_Exercise brief_
Repeat the listing word for word. No pictures belong in the copy.

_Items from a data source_
• • • • • • •

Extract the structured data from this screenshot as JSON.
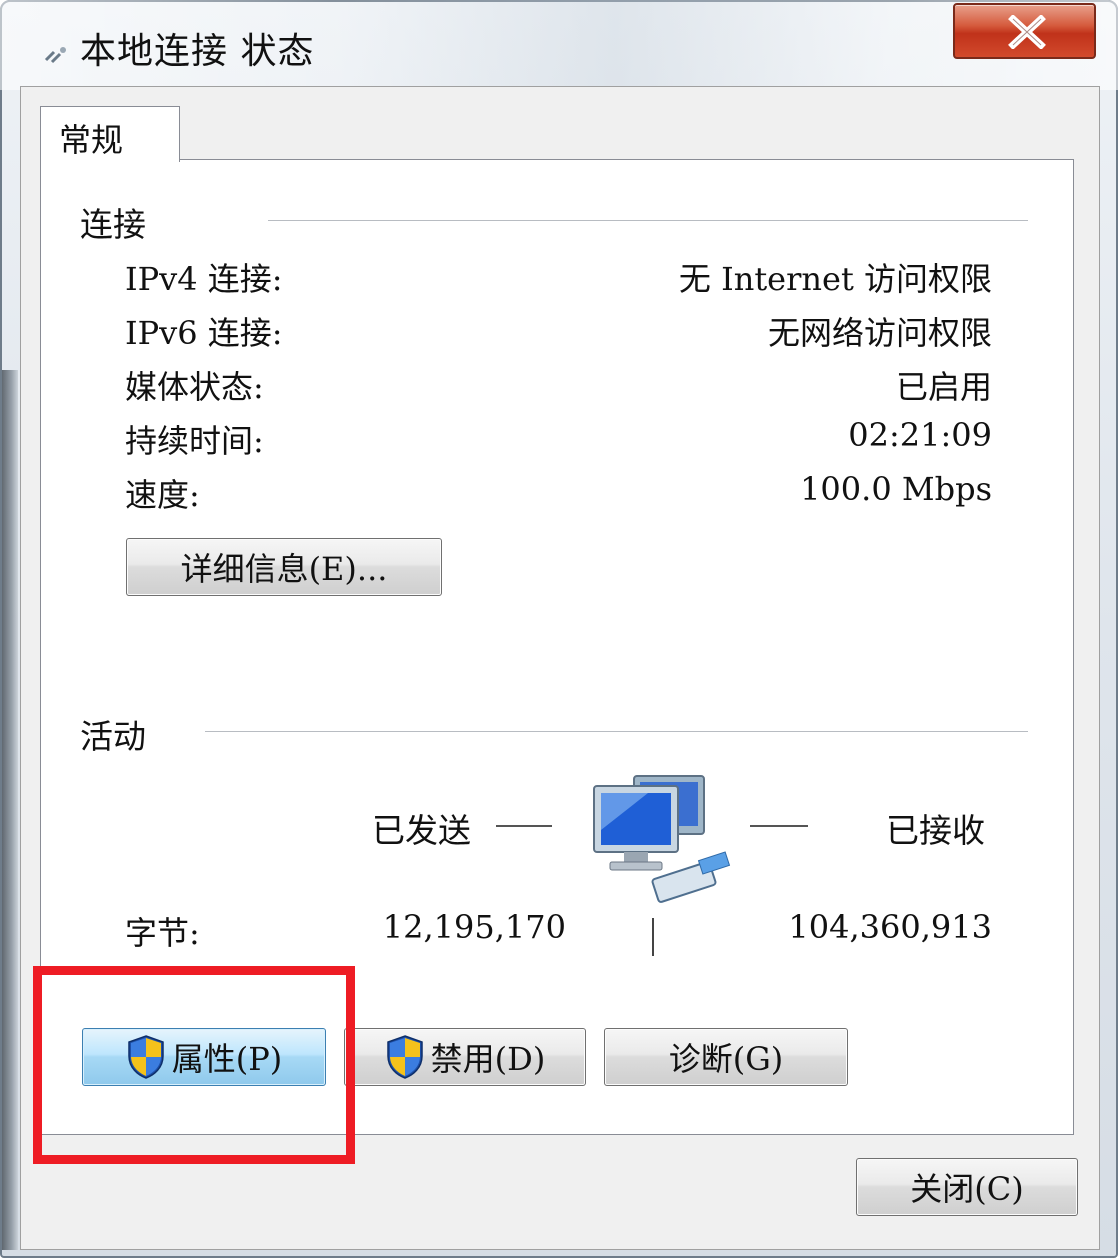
{
  "window": {
    "title": "本地连接 状态",
    "title_icon": "network-connection-icon",
    "close_icon": "close-x-icon"
  },
  "tab": {
    "label": "常规"
  },
  "connection": {
    "group_label": "连接",
    "rows": [
      {
        "label": "IPv4 连接:",
        "value": "无 Internet 访问权限"
      },
      {
        "label": "IPv6 连接:",
        "value": "无网络访问权限"
      },
      {
        "label": "媒体状态:",
        "value": "已启用"
      },
      {
        "label": "持续时间:",
        "value": "02:21:09"
      },
      {
        "label": "速度:",
        "value": "100.0 Mbps"
      }
    ],
    "details_button": "详细信息(E)..."
  },
  "activity": {
    "group_label": "活动",
    "sent_label": "已发送",
    "received_label": "已接收",
    "bytes_label": "字节:",
    "bytes_sent": "12,195,170",
    "bytes_received": "104,360,913",
    "icon": "network-computers-icon"
  },
  "buttons": {
    "properties": "属性(P)",
    "disable": "禁用(D)",
    "diagnose": "诊断(G)",
    "close": "关闭(C)",
    "shield_icon": "uac-shield-icon"
  },
  "colors": {
    "highlight": "#ee1c24",
    "focus_button": "#bee6fd",
    "close_button": "#c0321a"
  }
}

• • • • • • •

_Result of the exercise_
Extract the structured data from this screenshot as JSON.
{
  "window": {
    "title": "本地连接 状态",
    "title_icon": "network-connection-icon",
    "close_icon": "close-x-icon"
  },
  "tab": {
    "label": "常规"
  },
  "connection": {
    "group_label": "连接",
    "rows": [
      {
        "label": "IPv4 连接:",
        "value": "无 Internet 访问权限"
      },
      {
        "label": "IPv6 连接:",
        "value": "无网络访问权限"
      },
      {
        "label": "媒体状态:",
        "value": "已启用"
      },
      {
        "label": "持续时间:",
        "value": "02:21:09"
      },
      {
        "label": "速度:",
        "value": "100.0 Mbps"
      }
    ],
    "details_button": "详细信息(E)..."
  },
  "activity": {
    "group_label": "活动",
    "sent_label": "已发送",
    "received_label": "已接收",
    "bytes_label": "字节:",
    "bytes_sent": "12,195,170",
    "bytes_received": "104,360,913",
    "icon": "network-computers-icon"
  },
  "buttons": {
    "properties": "属性(P)",
    "disable": "禁用(D)",
    "diagnose": "诊断(G)",
    "close": "关闭(C)",
    "shield_icon": "uac-shield-icon"
  },
  "colors": {
    "highlight": "#ee1c24",
    "focus_button": "#bee6fd",
    "close_button": "#c0321a"
  }
}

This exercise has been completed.